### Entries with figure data
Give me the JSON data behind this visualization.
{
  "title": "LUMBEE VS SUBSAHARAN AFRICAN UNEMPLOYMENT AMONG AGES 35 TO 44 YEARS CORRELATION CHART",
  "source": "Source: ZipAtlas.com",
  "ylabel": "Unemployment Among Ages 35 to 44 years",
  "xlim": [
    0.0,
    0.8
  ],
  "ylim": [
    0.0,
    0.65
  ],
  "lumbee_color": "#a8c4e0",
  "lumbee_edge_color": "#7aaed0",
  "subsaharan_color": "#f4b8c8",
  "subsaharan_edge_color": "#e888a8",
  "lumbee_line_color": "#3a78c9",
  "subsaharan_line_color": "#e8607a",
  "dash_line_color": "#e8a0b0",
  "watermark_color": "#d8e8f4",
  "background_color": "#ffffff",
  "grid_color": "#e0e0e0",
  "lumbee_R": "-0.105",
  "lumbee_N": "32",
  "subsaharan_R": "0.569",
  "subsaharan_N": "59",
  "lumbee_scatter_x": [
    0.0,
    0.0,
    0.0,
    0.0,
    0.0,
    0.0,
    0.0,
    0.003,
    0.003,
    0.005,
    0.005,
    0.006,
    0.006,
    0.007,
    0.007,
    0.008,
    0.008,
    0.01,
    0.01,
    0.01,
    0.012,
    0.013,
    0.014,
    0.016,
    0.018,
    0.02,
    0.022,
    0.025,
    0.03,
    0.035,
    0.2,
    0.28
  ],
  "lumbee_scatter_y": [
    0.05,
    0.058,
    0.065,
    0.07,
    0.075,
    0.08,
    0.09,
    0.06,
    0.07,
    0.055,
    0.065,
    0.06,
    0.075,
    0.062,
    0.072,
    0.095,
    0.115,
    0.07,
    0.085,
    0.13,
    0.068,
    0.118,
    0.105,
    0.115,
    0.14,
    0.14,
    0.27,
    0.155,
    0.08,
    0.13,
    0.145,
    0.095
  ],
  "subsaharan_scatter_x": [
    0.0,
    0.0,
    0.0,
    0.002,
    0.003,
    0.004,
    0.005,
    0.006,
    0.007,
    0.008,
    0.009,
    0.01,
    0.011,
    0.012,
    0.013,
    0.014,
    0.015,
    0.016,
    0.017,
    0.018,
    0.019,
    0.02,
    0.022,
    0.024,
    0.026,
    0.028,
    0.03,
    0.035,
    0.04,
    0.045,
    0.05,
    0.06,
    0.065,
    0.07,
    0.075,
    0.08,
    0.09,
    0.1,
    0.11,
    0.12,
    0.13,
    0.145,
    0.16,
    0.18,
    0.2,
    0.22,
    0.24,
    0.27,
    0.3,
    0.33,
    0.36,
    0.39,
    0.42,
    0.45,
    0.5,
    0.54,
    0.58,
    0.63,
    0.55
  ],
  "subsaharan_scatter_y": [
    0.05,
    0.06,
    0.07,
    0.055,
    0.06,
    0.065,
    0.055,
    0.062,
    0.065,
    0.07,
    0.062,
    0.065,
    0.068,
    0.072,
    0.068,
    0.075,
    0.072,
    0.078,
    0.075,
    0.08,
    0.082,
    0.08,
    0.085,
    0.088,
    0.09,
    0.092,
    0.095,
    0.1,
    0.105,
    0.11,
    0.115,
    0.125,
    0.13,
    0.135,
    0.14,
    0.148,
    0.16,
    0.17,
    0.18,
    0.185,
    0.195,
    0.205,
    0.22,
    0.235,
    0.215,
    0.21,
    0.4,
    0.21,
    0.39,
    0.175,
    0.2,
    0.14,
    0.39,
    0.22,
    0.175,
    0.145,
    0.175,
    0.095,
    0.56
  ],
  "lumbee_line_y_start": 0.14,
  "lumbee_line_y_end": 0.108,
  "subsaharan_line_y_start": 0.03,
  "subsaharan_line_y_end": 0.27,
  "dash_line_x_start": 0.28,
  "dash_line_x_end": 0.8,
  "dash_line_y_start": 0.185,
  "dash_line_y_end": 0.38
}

### What is being asked
Reproduce every entry shown above, precisely as it stands.

### The solution
Give me the JSON data behind this visualization.
{
  "title": "LUMBEE VS SUBSAHARAN AFRICAN UNEMPLOYMENT AMONG AGES 35 TO 44 YEARS CORRELATION CHART",
  "source": "Source: ZipAtlas.com",
  "ylabel": "Unemployment Among Ages 35 to 44 years",
  "xlim": [
    0.0,
    0.8
  ],
  "ylim": [
    0.0,
    0.65
  ],
  "lumbee_color": "#a8c4e0",
  "lumbee_edge_color": "#7aaed0",
  "subsaharan_color": "#f4b8c8",
  "subsaharan_edge_color": "#e888a8",
  "lumbee_line_color": "#3a78c9",
  "subsaharan_line_color": "#e8607a",
  "dash_line_color": "#e8a0b0",
  "watermark_color": "#d8e8f4",
  "background_color": "#ffffff",
  "grid_color": "#e0e0e0",
  "lumbee_R": "-0.105",
  "lumbee_N": "32",
  "subsaharan_R": "0.569",
  "subsaharan_N": "59",
  "lumbee_scatter_x": [
    0.0,
    0.0,
    0.0,
    0.0,
    0.0,
    0.0,
    0.0,
    0.003,
    0.003,
    0.005,
    0.005,
    0.006,
    0.006,
    0.007,
    0.007,
    0.008,
    0.008,
    0.01,
    0.01,
    0.01,
    0.012,
    0.013,
    0.014,
    0.016,
    0.018,
    0.02,
    0.022,
    0.025,
    0.03,
    0.035,
    0.2,
    0.28
  ],
  "lumbee_scatter_y": [
    0.05,
    0.058,
    0.065,
    0.07,
    0.075,
    0.08,
    0.09,
    0.06,
    0.07,
    0.055,
    0.065,
    0.06,
    0.075,
    0.062,
    0.072,
    0.095,
    0.115,
    0.07,
    0.085,
    0.13,
    0.068,
    0.118,
    0.105,
    0.115,
    0.14,
    0.14,
    0.27,
    0.155,
    0.08,
    0.13,
    0.145,
    0.095
  ],
  "subsaharan_scatter_x": [
    0.0,
    0.0,
    0.0,
    0.002,
    0.003,
    0.004,
    0.005,
    0.006,
    0.007,
    0.008,
    0.009,
    0.01,
    0.011,
    0.012,
    0.013,
    0.014,
    0.015,
    0.016,
    0.017,
    0.018,
    0.019,
    0.02,
    0.022,
    0.024,
    0.026,
    0.028,
    0.03,
    0.035,
    0.04,
    0.045,
    0.05,
    0.06,
    0.065,
    0.07,
    0.075,
    0.08,
    0.09,
    0.1,
    0.11,
    0.12,
    0.13,
    0.145,
    0.16,
    0.18,
    0.2,
    0.22,
    0.24,
    0.27,
    0.3,
    0.33,
    0.36,
    0.39,
    0.42,
    0.45,
    0.5,
    0.54,
    0.58,
    0.63,
    0.55
  ],
  "subsaharan_scatter_y": [
    0.05,
    0.06,
    0.07,
    0.055,
    0.06,
    0.065,
    0.055,
    0.062,
    0.065,
    0.07,
    0.062,
    0.065,
    0.068,
    0.072,
    0.068,
    0.075,
    0.072,
    0.078,
    0.075,
    0.08,
    0.082,
    0.08,
    0.085,
    0.088,
    0.09,
    0.092,
    0.095,
    0.1,
    0.105,
    0.11,
    0.115,
    0.125,
    0.13,
    0.135,
    0.14,
    0.148,
    0.16,
    0.17,
    0.18,
    0.185,
    0.195,
    0.205,
    0.22,
    0.235,
    0.215,
    0.21,
    0.4,
    0.21,
    0.39,
    0.175,
    0.2,
    0.14,
    0.39,
    0.22,
    0.175,
    0.145,
    0.175,
    0.095,
    0.56
  ],
  "lumbee_line_y_start": 0.14,
  "lumbee_line_y_end": 0.108,
  "subsaharan_line_y_start": 0.03,
  "subsaharan_line_y_end": 0.27,
  "dash_line_x_start": 0.28,
  "dash_line_x_end": 0.8,
  "dash_line_y_start": 0.185,
  "dash_line_y_end": 0.38
}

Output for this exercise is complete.